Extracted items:
● ● ● ● ●
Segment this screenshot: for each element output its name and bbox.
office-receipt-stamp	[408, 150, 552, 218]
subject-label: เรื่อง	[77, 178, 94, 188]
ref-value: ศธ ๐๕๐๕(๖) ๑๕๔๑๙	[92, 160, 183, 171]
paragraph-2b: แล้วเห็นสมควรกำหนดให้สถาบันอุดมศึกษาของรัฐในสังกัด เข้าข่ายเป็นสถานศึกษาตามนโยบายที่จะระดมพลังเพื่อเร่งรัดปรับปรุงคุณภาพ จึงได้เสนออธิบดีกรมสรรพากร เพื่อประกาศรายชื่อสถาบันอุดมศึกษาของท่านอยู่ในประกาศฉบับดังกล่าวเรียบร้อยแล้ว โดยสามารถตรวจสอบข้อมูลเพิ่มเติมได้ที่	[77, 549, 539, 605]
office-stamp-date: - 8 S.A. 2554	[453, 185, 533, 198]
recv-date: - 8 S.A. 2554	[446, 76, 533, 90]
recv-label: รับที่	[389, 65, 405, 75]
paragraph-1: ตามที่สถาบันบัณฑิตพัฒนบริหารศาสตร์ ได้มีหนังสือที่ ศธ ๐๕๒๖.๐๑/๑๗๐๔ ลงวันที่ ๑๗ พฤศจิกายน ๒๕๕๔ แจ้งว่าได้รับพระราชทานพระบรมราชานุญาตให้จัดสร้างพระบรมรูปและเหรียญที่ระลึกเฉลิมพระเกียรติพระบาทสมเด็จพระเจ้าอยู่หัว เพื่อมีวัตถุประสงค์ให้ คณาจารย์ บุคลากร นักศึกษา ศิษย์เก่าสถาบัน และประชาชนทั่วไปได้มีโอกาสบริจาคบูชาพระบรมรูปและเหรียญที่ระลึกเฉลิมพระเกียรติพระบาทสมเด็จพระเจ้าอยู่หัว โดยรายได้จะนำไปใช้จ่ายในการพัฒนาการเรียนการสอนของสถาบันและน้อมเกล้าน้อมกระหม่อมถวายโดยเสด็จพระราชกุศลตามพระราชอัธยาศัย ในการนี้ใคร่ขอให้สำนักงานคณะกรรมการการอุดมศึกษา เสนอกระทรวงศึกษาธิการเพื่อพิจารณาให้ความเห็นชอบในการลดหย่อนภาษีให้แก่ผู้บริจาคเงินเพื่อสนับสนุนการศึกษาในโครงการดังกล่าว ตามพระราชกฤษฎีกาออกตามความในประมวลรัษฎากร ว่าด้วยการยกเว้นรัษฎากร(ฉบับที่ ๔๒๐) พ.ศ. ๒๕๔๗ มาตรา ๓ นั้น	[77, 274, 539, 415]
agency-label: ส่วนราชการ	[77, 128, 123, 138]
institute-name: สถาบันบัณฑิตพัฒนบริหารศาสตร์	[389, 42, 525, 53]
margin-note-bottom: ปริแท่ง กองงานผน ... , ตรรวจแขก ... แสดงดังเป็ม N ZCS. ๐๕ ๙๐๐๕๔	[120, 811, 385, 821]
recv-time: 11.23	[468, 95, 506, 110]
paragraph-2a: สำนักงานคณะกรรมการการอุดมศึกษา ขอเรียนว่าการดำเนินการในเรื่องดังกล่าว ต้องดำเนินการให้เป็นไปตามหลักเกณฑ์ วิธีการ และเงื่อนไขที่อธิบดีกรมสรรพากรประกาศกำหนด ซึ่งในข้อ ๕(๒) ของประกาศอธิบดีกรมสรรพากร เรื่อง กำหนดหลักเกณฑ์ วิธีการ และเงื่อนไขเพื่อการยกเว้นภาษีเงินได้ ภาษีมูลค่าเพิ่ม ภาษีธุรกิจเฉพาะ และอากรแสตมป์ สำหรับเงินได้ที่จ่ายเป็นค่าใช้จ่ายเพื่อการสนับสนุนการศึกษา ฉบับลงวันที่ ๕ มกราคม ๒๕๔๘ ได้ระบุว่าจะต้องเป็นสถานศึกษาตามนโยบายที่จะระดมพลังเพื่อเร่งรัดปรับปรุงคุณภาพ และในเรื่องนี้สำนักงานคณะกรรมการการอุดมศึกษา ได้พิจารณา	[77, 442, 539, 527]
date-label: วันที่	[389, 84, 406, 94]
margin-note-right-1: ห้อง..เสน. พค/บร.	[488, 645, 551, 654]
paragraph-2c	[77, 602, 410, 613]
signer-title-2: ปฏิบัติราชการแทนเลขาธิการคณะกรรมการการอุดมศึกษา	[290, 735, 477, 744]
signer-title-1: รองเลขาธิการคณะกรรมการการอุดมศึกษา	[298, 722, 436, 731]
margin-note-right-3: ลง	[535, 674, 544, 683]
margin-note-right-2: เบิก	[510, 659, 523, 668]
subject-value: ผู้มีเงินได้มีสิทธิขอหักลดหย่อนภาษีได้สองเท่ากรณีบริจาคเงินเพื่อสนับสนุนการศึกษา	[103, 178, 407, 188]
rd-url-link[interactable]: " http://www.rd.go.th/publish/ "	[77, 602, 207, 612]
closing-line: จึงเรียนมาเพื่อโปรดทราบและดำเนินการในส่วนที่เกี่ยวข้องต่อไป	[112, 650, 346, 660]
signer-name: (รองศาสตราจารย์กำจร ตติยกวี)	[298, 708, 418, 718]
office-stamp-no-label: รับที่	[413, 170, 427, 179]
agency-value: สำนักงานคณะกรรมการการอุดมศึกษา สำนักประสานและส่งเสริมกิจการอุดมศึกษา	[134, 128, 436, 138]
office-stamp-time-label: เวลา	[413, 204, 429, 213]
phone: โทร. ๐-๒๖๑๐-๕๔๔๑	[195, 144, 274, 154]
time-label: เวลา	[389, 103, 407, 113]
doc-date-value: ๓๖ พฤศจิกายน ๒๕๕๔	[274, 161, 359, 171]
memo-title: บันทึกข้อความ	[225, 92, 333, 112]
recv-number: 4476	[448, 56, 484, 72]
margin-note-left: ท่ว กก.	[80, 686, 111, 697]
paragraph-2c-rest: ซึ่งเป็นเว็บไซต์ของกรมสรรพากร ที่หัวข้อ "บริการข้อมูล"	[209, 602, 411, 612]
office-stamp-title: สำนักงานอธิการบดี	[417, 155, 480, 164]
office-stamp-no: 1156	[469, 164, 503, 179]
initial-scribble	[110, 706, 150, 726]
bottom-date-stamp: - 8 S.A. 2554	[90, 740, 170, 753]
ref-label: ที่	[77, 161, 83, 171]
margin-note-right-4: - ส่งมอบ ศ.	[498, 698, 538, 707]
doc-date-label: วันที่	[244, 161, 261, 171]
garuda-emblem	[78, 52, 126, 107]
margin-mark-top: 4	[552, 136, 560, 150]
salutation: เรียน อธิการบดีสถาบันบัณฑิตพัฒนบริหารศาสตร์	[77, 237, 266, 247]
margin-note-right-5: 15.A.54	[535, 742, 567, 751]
● ● ● ● ●
EXERCISE TASK ->
Express each line of the items above as a JSON list of strings, one string per line, leaving out any blank lines.

TASK RESULT ->
[
  "Segment this screenshot: for each element output its name and bbox.",
  "office-receipt-stamp\t[408, 150, 552, 218]",
  "subject-label: เรื่อง\t[77, 178, 94, 188]",
  "ref-value: ศธ ๐๕๐๕(๖) ๑๕๔๑๙\t[92, 160, 183, 171]",
  "paragraph-2b: แล้วเห็นสมควรกำหนดให้สถาบันอุดมศึกษาของรัฐในสังกัด เข้าข่ายเป็นสถานศึกษาตามนโยบายที่จะระดมพลังเพื่อเร่งรัดปรับปรุงคุณภาพ จึงได้เสนออธิบดีกรมสรรพากร เพื่อประกาศรายชื่อสถาบันอุดมศึกษาของท่านอยู่ในประกาศฉบับดังกล่าวเรียบร้อยแล้ว โดยสามารถตรวจสอบข้อมูลเพิ่มเติมได้ที่\t[77, 549, 539, 605]",
  "office-stamp-date: - 8 S.A. 2554\t[453, 185, 533, 198]",
  "recv-date: - 8 S.A. 2554\t[446, 76, 533, 90]",
  "recv-label: รับที่\t[389, 65, 405, 75]",
  "paragraph-1: ตามที่สถาบันบัณฑิตพัฒนบริหารศาสตร์ ได้มีหนังสือที่ ศธ ๐๕๒๖.๐๑/๑๗๐๔ ลงวันที่ ๑๗ พฤศจิกายน ๒๕๕๔ แจ้งว่าได้รับพระราชทานพระบรมราชานุญาตให้จัดสร้างพระบรมรูปและเหรียญที่ระลึกเฉลิมพระเกียรติพระบาทสมเด็จพระเจ้าอยู่หัว เพื่อมีวัตถุประสงค์ให้ คณาจารย์ บุคลากร นักศึกษา ศิษย์เก่าสถาบัน และประชาชนทั่วไปได้มีโอกาสบริจาคบูชาพระบรมรูปและเหรียญที่ระลึกเฉลิมพระเกียรติพระบาทสมเด็จพระเจ้าอยู่หัว โดยรายได้จะนำไปใช้จ่ายในการพัฒนาการเรียนการสอนของสถาบันและน้อมเกล้าน้อมกระหม่อมถวายโดยเสด็จพระราชกุศลตามพระราชอัธยาศัย ในการนี้ใคร่ขอให้สำนักงานคณะกรรมการการอุดมศึกษา เสนอกระทรวงศึกษาธิการเพื่อพิจารณาให้ความเห็นชอบในการลดหย่อนภาษีให้แก่ผู้บริจาคเงินเพื่อสนับสนุนการศึกษาในโครงการดังกล่าว ตามพระราชกฤษฎีกาออกตามความในประมวลรัษฎากร ว่าด้วยการยกเว้นรัษฎากร(ฉบับที่ ๔๒๐) พ.ศ. ๒๕๔๗ มาตรา ๓ นั้น\t[77, 274, 539, 415]",
  "agency-label: ส่วนราชการ\t[77, 128, 123, 138]",
  "institute-name: สถาบันบัณฑิตพัฒนบริหารศาสตร์\t[389, 42, 525, 53]",
  "margin-note-bottom: ปริแท่ง กองงานผน ... , ตรรวจแขก ... แสดงดังเป็ม N ZCS. ๐๕ ๙๐๐๕๔\t[120, 811, 385, 821]",
  "recv-time: 11.23\t[468, 95, 506, 110]",
  "paragraph-2a: สำนักงานคณะกรรมการการอุดมศึกษา ขอเรียนว่าการดำเนินการในเรื่องดังกล่าว ต้องดำเนินการให้เป็นไปตามหลักเกณฑ์ วิธีการ และเงื่อนไขที่อธิบดีกรมสรรพากรประกาศกำหนด ซึ่งในข้อ ๕(๒) ของประกาศอธิบดีกรมสรรพากร เรื่อง กำหนดหลักเกณฑ์ วิธีการ และเงื่อนไขเพื่อการยกเว้นภาษีเงินได้ ภาษีมูลค่าเพิ่ม ภาษีธุรกิจเฉพาะ และอากรแสตมป์ สำหรับเงินได้ที่จ่ายเป็นค่าใช้จ่ายเพื่อการสนับสนุนการศึกษา ฉบับลงวันที่ ๕ มกราคม ๒๕๔๘ ได้ระบุว่าจะต้องเป็นสถานศึกษาตามนโยบายที่จะระดมพลังเพื่อเร่งรัดปรับปรุงคุณภาพ และในเรื่องนี้สำนักงานคณะกรรมการการอุดมศึกษา ได้พิจารณา\t[77, 442, 539, 527]",
  "date-label: วันที่\t[389, 84, 406, 94]",
  "margin-note-right-1: ห้อง..เสน. พค/บร.\t[488, 645, 551, 654]",
  "paragraph-2c\t[77, 602, 410, 613]",
  "signer-title-2: ปฏิบัติราชการแทนเลขาธิการคณะกรรมการการอุดมศึกษา\t[290, 735, 477, 744]",
  "signer-title-1: รองเลขาธิการคณะกรรมการการอุดมศึกษา\t[298, 722, 436, 731]",
  "margin-note-right-3: ลง\t[535, 674, 544, 683]",
  "margin-note-right-2: เบิก\t[510, 659, 523, 668]",
  "subject-value: ผู้มีเงินได้มีสิทธิขอหักลดหย่อนภาษีได้สองเท่ากรณีบริจาคเงินเพื่อสนับสนุนการศึกษา\t[103, 178, 407, 188]",
  "rd-url-link[interactable]: \" http://www.rd.go.th/publish/ \"\t[77, 602, 207, 612]",
  "closing-line: จึงเรียนมาเพื่อโปรดทราบและดำเนินการในส่วนที่เกี่ยวข้องต่อไป\t[112, 650, 346, 660]",
  "signer-name: (รองศาสตราจารย์กำจร ตติยกวี)\t[298, 708, 418, 718]",
  "office-stamp-no-label: รับที่\t[413, 170, 427, 179]",
  "agency-value: สำนักงานคณะกรรมการการอุดมศึกษา สำนักประสานและส่งเสริมกิจการอุดมศึกษา\t[134, 128, 436, 138]",
  "office-stamp-time-label: เวลา\t[413, 204, 429, 213]",
  "phone: โทร. ๐-๒๖๑๐-๕๔๔๑\t[195, 144, 274, 154]",
  "time-label: เวลา\t[389, 103, 407, 113]",
  "doc-date-value: ๓๖ พฤศจิกายน ๒๕๕๔\t[274, 161, 359, 171]",
  "memo-title: บันทึกข้อความ\t[225, 92, 333, 112]",
  "recv-number: 4476\t[448, 56, 484, 72]",
  "margin-note-left: ท่ว กก.\t[80, 686, 111, 697]",
  "paragraph-2c-rest: ซึ่งเป็นเว็บไซต์ของกรมสรรพากร ที่หัวข้อ \"บริการข้อมูล\"\t[209, 602, 411, 612]",
  "office-stamp-title: สำนักงานอธิการบดี\t[417, 155, 480, 164]",
  "office-stamp-no: 1156\t[469, 164, 503, 179]",
  "initial-scribble\t[110, 706, 150, 726]",
  "bottom-date-stamp: - 8 S.A. 2554\t[90, 740, 170, 753]",
  "ref-label: ที่\t[77, 161, 83, 171]",
  "margin-note-right-4: - ส่งมอบ ศ.\t[498, 698, 538, 707]",
  "doc-date-label: วันที่\t[244, 161, 261, 171]",
  "garuda-emblem\t[78, 52, 126, 107]",
  "margin-mark-top: 4\t[552, 136, 560, 150]",
  "salutation: เรียน อธิการบดีสถาบันบัณฑิตพัฒนบริหารศาสตร์\t[77, 237, 266, 247]",
  "margin-note-right-5: 15.A.54\t[535, 742, 567, 751]"
]